PROMPT: Each entry here needs to be set down again exactly, please; pictures are left out.

══ GIVEN RECORDS ══

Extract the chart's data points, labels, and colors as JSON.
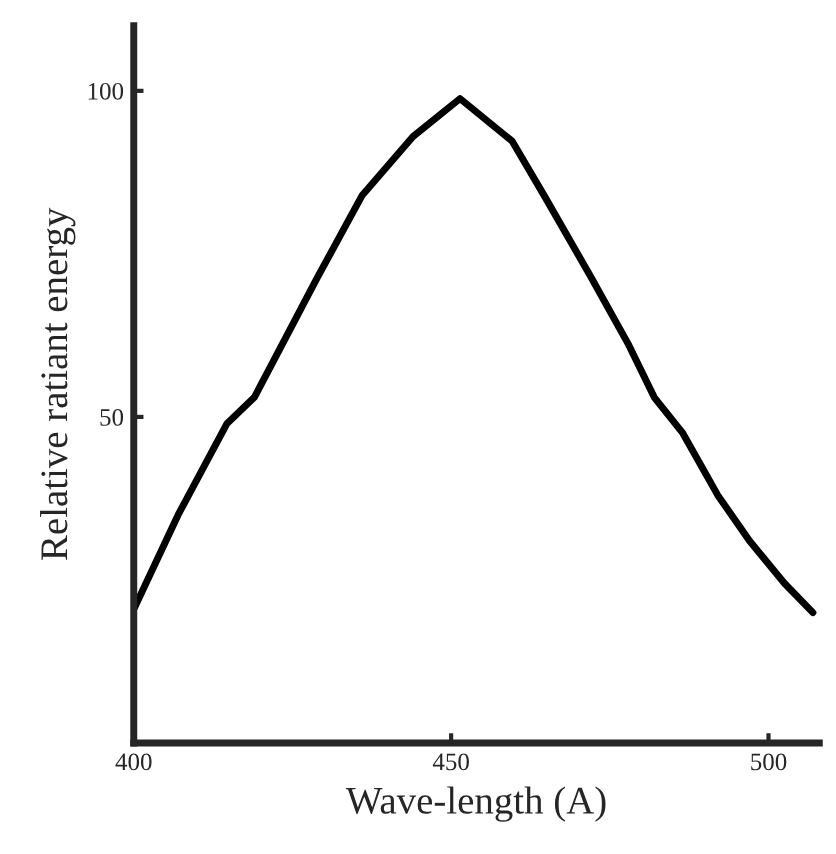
{
  "chart_data": {
    "type": "line",
    "xlabel": "Wave-length (A)",
    "ylabel": "Relative ratiant energy",
    "series": [
      {
        "color": "#000000",
        "x": [
          400,
          407,
          414.7,
          419,
          429,
          436,
          444,
          451.4,
          459.6,
          464.8,
          472,
          478,
          482,
          486.5,
          492,
          497,
          502.5,
          507
        ],
        "values": [
          20.5,
          35,
          49,
          53,
          71.5,
          84,
          93,
          98.8,
          92.3,
          83.7,
          71.5,
          61,
          53,
          47.5,
          38,
          31,
          24.5,
          20
        ]
      }
    ],
    "xlim": [
      400,
      508
    ],
    "ylim": [
      0,
      110
    ],
    "xticks": [
      400,
      450,
      500
    ],
    "yticks": [
      50,
      100
    ],
    "grid": false,
    "legend": false,
    "marker": "none",
    "line_style": "solid"
  }
}
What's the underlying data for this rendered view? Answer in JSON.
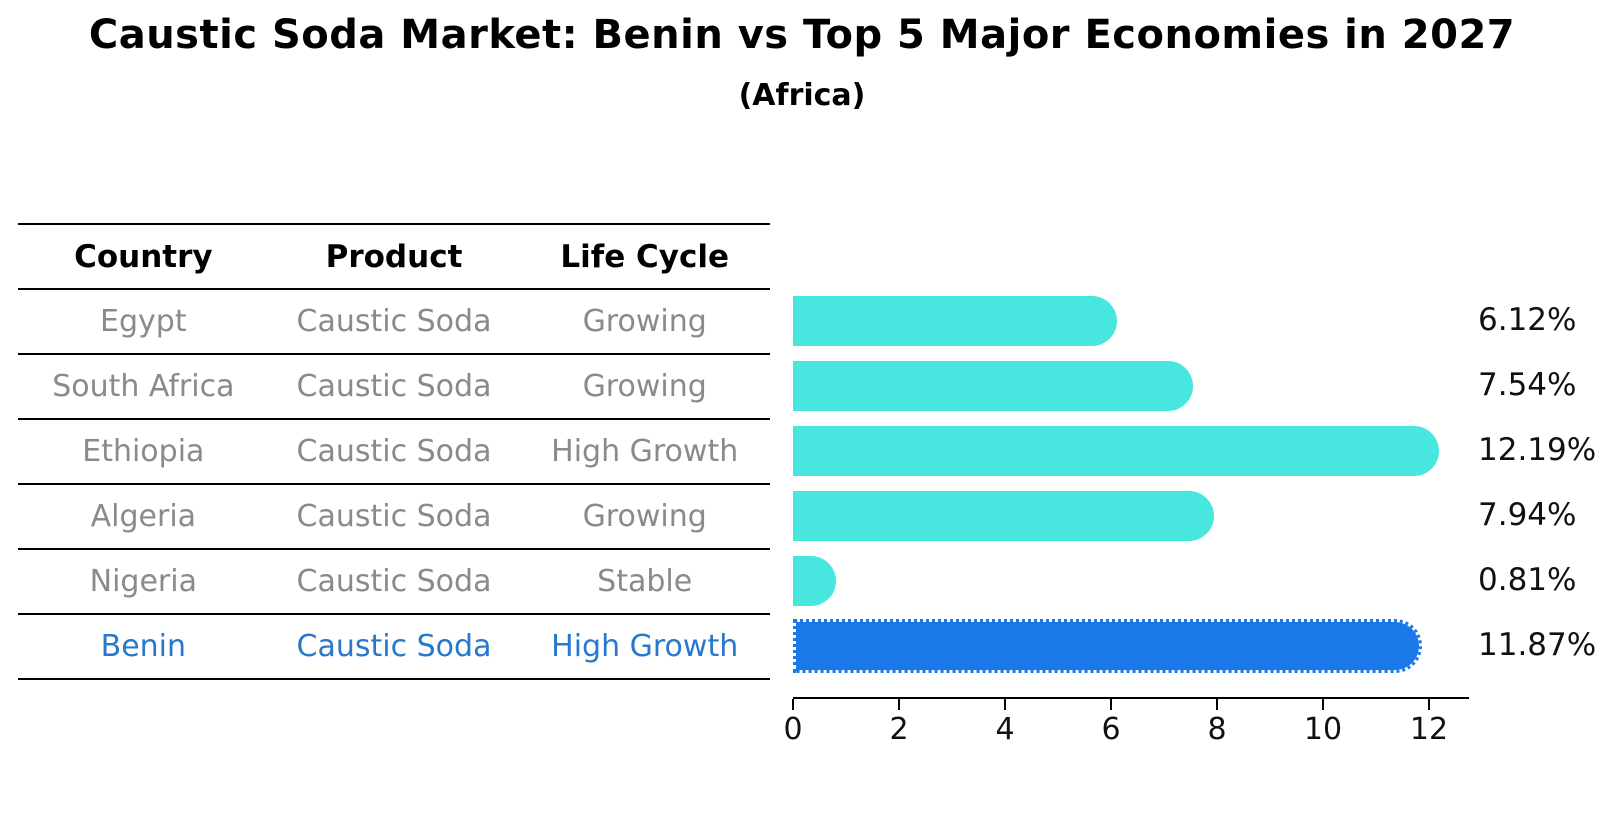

═══

WRITTEN RESPONSE:
Extract the chart's data points, labels, and colors as JSON.
{
  "chart_data": {
    "type": "line",
    "xlabel": "Wave-length (A)",
    "ylabel": "Relative ratiant energy",
    "series": [
      {
        "color": "#000000",
        "x": [
          400,
          407,
          414.7,
          419,
          429,
          436,
          444,
          451.4,
          459.6,
          464.8,
          472,
          478,
          482,
          486.5,
          492,
          497,
          502.5,
          507
        ],
        "values": [
          20.5,
          35,
          49,
          53,
          71.5,
          84,
          93,
          98.8,
          92.3,
          83.7,
          71.5,
          61,
          53,
          47.5,
          38,
          31,
          24.5,
          20
        ]
      }
    ],
    "xlim": [
      400,
      508
    ],
    "ylim": [
      0,
      110
    ],
    "xticks": [
      400,
      450,
      500
    ],
    "yticks": [
      50,
      100
    ],
    "grid": false,
    "legend": false,
    "marker": "none",
    "line_style": "solid"
  }
}
What's the underlying data for this rendered view? Answer in JSON.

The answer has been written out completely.